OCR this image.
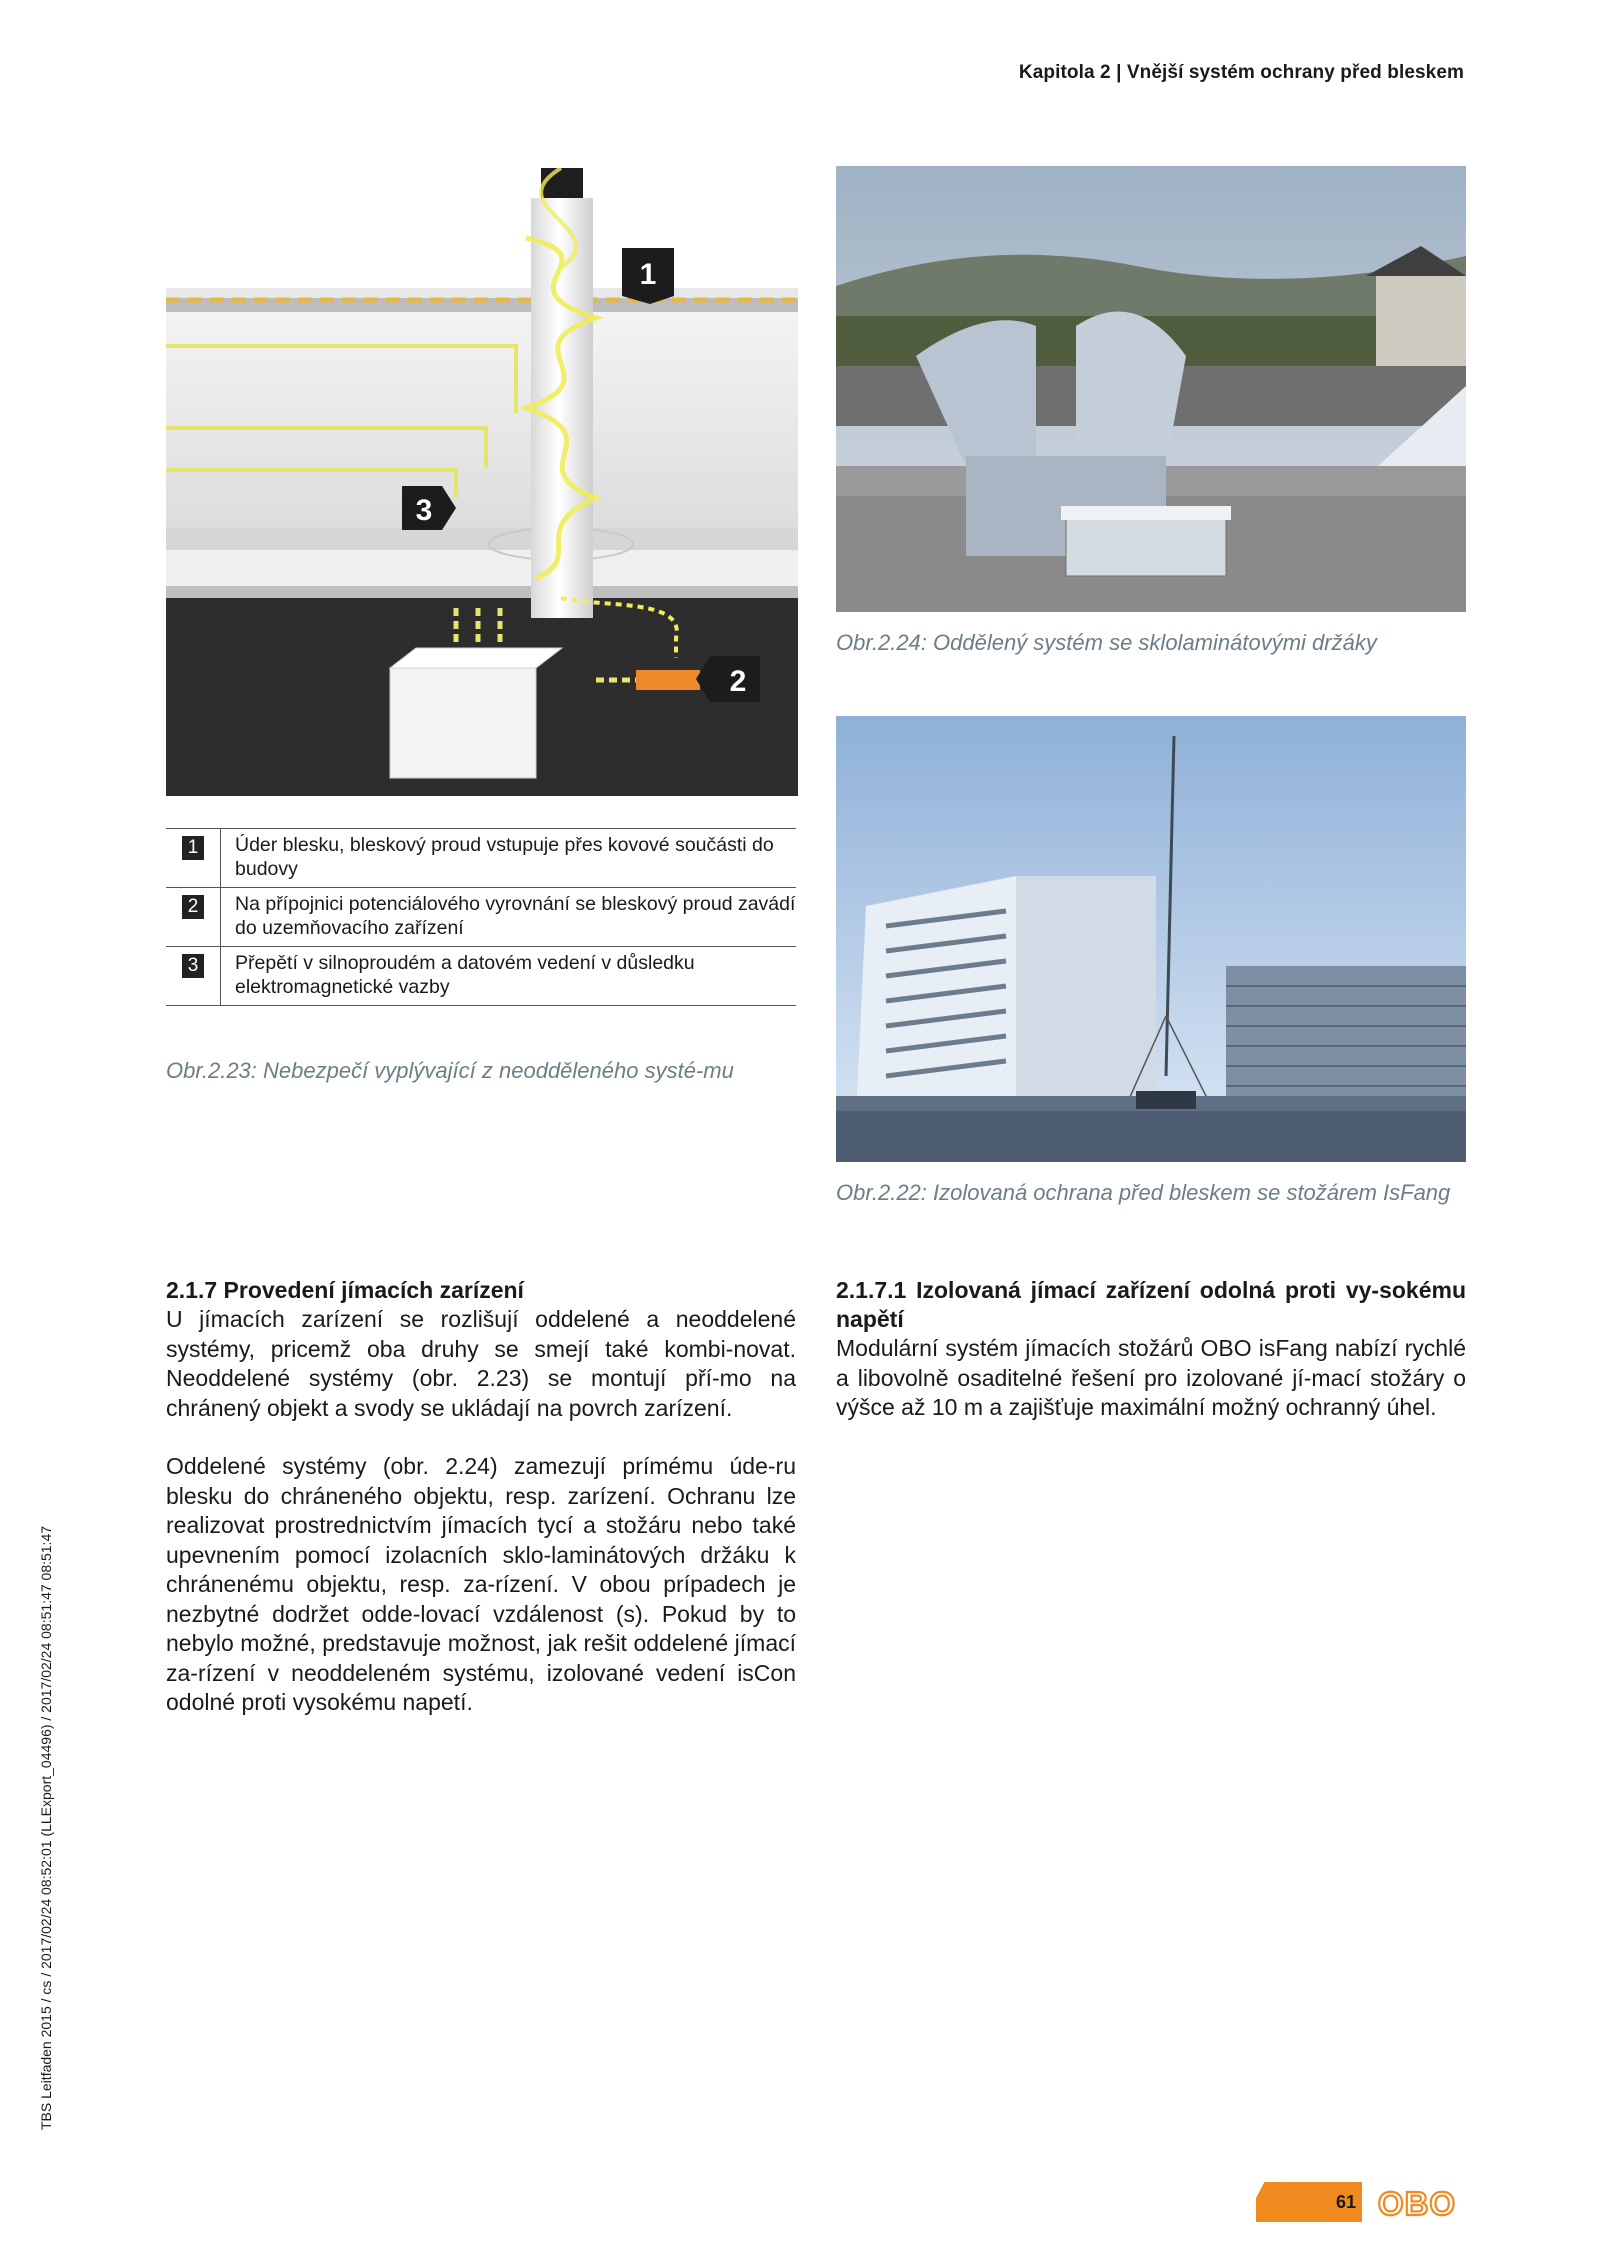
Kapitola 2 | Vnější systém ochrany před bleskem
1
3
2
1	Úder blesku, bleskový proud vstupuje přes kovové součásti do budovy
2	Na přípojnici potenciálového vyrovnání se bleskový proud zavádí do uzemňovacího zařízení
3	Přepětí v silnoproudém a datovém vedení v důsledku elektromagnetické vazby
Obr.2.23: Nebezpečí vyplývající z neodděleného systé-mu
Obr.2.24: Oddělený systém se sklolaminátovými držáky
Obr.2.22: Izolovaná ochrana před bleskem se stožárem IsFang
2.1.7 Provedení jímacích zarízení
U jímacích zarízení se rozlišují oddelené a neoddelené systémy, pricemž oba druhy se smejí také kombi-novat. Neoddelené systémy (obr. 2.23) se montují pří-mo na chránený objekt a svody se ukládají na povrch zarízení.
Oddelené systémy (obr. 2.24) zamezují prímému úde-ru blesku do chráneného objektu, resp. zarízení. Ochranu lze realizovat prostrednictvím jímacích tycí a stožáru nebo také upevnením pomocí izolacních sklo-laminátových držáku k chránenému objektu, resp. za-rízení. V obou prípadech je nezbytné dodržet odde-lovací vzdálenost (s). Pokud by to nebylo možné, predstavuje možnost, jak rešit oddelené jímací za-rízení v neoddeleném systému, izolované vedení isCon odolné proti vysokému napetí.
2.1.7.1 Izolovaná jímací zařízení odolná proti vy-sokému napětí
Modulární systém jímacích stožárů OBO isFang nabízí rychlé a libovolně osaditelné řešení pro izolované jí-mací stožáry o výšce až 10 m a zajišťuje maximální možný ochranný úhel.
TBS Leitfaden 2015 / cs / 2017/02/24 08:52:01 (LLExport_04496) / 2017/02/24 08:51:47 08:51:47
61 OBO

- - - - -

Problem to work on>
Transcribe all of the records above character for character. Exclude the pictures.

Result for this exercise>
OCR this image.
Kapitola 2 | Vnější systém ochrany před bleskem
1
3
2
1	Úder blesku, bleskový proud vstupuje přes kovové součásti do budovy
2	Na přípojnici potenciálového vyrovnání se bleskový proud zavádí do uzemňovacího zařízení
3	Přepětí v silnoproudém a datovém vedení v důsledku elektromagnetické vazby
Obr.2.23: Nebezpečí vyplývající z neodděleného systé-mu
Obr.2.24: Oddělený systém se sklolaminátovými držáky
Obr.2.22: Izolovaná ochrana před bleskem se stožárem IsFang
2.1.7 Provedení jímacích zarízení
U jímacích zarízení se rozlišují oddelené a neoddelené systémy, pricemž oba druhy se smejí také kombi-novat. Neoddelené systémy (obr. 2.23) se montují pří-mo na chránený objekt a svody se ukládají na povrch zarízení.
Oddelené systémy (obr. 2.24) zamezují prímému úde-ru blesku do chráneného objektu, resp. zarízení. Ochranu lze realizovat prostrednictvím jímacích tycí a stožáru nebo také upevnením pomocí izolacních sklo-laminátových držáku k chránenému objektu, resp. za-rízení. V obou prípadech je nezbytné dodržet odde-lovací vzdálenost (s). Pokud by to nebylo možné, predstavuje možnost, jak rešit oddelené jímací za-rízení v neoddeleném systému, izolované vedení isCon odolné proti vysokému napetí.
2.1.7.1 Izolovaná jímací zařízení odolná proti vy-sokému napětí
Modulární systém jímacích stožárů OBO isFang nabízí rychlé a libovolně osaditelné řešení pro izolované jí-mací stožáry o výšce až 10 m a zajišťuje maximální možný ochranný úhel.
TBS Leitfaden 2015 / cs / 2017/02/24 08:52:01 (LLExport_04496) / 2017/02/24 08:51:47 08:51:47
61 OBO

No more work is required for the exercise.